[start Data shown]

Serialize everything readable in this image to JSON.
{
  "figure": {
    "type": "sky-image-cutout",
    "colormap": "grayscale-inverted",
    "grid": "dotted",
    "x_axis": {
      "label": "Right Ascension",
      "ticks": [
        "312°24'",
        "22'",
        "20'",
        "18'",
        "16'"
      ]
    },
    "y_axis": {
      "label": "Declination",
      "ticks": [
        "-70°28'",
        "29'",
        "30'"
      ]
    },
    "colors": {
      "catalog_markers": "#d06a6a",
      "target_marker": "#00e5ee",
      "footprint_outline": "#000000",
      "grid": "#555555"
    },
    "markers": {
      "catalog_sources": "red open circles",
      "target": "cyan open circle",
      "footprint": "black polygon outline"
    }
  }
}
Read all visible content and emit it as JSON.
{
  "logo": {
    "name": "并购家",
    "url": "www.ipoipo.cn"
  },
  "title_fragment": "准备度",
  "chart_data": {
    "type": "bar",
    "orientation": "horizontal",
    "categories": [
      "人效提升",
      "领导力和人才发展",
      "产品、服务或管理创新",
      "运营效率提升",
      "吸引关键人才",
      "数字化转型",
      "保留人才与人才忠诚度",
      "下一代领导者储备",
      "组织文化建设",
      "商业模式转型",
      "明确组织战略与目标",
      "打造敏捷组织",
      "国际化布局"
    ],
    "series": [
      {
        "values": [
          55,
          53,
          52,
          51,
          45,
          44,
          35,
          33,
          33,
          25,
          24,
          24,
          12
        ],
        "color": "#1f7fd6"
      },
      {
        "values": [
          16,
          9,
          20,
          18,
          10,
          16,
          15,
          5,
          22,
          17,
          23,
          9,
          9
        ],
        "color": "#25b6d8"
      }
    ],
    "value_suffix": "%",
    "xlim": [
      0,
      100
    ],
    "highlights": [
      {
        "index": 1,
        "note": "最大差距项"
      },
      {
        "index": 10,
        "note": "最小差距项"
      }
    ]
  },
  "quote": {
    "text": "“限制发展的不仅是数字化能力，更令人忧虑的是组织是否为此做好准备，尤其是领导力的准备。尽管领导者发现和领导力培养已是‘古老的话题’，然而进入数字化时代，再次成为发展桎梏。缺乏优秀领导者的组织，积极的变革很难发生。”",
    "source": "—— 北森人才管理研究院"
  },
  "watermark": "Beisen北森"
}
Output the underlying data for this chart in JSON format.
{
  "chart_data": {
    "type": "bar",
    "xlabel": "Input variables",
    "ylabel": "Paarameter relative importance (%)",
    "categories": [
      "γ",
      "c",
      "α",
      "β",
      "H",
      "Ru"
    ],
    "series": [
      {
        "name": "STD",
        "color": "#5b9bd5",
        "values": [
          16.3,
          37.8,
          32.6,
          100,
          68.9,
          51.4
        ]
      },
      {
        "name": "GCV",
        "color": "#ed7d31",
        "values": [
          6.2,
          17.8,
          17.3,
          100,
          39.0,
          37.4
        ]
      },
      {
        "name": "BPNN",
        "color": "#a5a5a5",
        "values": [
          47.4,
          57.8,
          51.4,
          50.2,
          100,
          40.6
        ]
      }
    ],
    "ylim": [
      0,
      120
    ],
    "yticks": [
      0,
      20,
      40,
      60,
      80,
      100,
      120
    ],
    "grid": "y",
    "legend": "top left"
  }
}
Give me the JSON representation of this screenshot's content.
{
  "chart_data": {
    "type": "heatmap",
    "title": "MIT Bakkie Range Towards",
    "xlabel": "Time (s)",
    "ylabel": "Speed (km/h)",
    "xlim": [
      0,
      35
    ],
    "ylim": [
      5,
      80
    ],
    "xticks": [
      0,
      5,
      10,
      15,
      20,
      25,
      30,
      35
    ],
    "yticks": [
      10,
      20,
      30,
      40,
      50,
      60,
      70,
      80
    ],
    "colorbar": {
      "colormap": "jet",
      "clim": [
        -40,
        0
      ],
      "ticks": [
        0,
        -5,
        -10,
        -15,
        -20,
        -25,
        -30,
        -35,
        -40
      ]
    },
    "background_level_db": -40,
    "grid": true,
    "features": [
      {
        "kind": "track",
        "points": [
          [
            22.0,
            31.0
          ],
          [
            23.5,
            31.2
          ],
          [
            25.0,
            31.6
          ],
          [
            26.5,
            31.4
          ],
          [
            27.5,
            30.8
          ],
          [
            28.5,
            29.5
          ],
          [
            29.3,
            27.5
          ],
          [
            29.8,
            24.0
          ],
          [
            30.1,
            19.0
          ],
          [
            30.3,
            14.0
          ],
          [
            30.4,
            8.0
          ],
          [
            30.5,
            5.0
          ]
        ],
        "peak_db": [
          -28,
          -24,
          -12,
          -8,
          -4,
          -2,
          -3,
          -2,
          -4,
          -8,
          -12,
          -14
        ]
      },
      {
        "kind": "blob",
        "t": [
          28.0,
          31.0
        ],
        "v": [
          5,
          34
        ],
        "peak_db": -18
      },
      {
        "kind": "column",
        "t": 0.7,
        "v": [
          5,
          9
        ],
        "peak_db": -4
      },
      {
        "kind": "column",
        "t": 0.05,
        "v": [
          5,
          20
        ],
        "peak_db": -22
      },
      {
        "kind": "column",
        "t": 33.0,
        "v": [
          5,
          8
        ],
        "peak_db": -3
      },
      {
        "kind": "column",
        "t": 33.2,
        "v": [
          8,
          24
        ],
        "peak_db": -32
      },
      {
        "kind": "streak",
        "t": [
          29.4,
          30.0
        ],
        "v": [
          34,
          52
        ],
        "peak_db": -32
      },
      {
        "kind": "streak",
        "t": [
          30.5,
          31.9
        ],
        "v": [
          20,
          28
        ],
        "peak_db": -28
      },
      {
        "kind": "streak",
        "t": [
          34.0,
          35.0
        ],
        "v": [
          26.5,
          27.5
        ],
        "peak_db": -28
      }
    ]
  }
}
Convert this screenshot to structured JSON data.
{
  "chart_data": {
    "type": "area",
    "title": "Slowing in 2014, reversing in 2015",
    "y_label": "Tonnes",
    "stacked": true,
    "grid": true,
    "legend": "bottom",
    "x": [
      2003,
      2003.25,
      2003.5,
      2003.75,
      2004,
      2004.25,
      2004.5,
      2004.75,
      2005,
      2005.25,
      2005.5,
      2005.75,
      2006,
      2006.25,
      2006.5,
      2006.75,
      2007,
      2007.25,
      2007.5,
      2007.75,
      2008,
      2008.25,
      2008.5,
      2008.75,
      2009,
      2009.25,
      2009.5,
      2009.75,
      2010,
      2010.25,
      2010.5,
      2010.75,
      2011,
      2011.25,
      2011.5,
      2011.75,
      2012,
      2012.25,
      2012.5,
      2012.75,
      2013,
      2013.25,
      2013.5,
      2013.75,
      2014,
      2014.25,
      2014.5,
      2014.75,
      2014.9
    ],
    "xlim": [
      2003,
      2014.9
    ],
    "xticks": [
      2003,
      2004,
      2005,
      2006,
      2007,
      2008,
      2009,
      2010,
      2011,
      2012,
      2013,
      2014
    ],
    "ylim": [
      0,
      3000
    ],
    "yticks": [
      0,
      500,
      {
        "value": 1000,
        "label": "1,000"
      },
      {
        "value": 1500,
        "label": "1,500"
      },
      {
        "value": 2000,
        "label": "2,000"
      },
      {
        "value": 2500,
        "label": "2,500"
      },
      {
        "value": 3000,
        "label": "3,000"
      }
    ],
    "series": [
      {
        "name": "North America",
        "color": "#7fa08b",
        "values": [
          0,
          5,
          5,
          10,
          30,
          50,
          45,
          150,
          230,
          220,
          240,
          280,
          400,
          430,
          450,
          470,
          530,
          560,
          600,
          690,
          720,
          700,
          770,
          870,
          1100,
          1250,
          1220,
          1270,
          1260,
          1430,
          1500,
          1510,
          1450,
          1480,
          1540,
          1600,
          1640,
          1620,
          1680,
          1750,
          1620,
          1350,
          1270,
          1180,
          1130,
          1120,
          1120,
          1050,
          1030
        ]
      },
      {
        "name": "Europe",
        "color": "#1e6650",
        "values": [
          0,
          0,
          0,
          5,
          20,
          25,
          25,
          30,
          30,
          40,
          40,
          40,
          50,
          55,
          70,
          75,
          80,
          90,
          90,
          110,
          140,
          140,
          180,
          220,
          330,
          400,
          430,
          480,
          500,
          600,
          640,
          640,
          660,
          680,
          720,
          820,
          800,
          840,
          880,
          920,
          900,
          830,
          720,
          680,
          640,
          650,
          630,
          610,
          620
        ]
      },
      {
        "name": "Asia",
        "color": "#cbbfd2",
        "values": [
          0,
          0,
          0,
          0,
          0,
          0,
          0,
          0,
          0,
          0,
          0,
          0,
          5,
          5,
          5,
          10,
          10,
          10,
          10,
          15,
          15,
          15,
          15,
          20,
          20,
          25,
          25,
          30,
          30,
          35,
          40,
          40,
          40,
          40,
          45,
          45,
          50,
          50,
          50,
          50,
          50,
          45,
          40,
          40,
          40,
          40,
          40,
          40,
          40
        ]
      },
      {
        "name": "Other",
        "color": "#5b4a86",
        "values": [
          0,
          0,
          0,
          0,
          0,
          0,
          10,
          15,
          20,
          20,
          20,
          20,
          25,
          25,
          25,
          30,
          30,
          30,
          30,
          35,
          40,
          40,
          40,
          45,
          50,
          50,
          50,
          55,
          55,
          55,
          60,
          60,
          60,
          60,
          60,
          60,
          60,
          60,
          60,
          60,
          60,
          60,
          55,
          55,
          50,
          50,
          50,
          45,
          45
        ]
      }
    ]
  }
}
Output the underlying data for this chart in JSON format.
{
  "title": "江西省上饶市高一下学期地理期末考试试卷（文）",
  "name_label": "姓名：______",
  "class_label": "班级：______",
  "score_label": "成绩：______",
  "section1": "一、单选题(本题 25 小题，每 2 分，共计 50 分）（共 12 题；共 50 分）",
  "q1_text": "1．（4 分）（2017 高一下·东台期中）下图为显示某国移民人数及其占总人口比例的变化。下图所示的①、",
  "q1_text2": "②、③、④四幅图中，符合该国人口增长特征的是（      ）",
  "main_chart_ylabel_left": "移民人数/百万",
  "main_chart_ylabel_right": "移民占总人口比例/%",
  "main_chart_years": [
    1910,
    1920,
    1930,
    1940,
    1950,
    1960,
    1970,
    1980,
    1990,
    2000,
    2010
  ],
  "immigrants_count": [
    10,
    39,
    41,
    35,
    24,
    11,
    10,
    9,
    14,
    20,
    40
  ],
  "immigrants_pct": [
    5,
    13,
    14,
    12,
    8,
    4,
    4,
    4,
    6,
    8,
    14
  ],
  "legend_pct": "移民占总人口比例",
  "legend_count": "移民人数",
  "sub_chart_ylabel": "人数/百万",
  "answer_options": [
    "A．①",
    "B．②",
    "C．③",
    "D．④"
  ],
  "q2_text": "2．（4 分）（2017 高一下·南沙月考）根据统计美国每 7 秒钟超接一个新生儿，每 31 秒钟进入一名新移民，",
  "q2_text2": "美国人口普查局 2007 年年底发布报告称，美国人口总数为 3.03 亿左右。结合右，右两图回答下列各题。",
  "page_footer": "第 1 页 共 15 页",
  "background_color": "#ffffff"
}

[end Data shown]

**Problem description**
Which lines of the material contain the string "colormap"? List each of them.

**Solution to this exercise**
    "colormap": "grayscale-inverted",
      "colormap": "jet",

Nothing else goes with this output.